Records from a collection -
================

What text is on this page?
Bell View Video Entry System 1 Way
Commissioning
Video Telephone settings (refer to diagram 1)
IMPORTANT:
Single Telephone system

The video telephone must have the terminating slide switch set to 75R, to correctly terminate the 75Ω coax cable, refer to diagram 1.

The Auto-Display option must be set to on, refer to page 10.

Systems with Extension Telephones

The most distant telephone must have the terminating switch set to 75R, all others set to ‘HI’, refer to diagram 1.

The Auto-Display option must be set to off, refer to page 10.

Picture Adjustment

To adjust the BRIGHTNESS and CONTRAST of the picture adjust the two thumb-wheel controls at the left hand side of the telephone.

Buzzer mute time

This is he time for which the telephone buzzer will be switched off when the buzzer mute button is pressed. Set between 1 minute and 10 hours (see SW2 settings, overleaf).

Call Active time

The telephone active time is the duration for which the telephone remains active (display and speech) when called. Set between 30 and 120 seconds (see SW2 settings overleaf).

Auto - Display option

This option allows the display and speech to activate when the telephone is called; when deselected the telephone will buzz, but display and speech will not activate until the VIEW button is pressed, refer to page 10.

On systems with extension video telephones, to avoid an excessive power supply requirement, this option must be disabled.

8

================

Aim of the task -
What is the number of lines in the records that contain "settings"? Give that number only.

Exercise solution -
3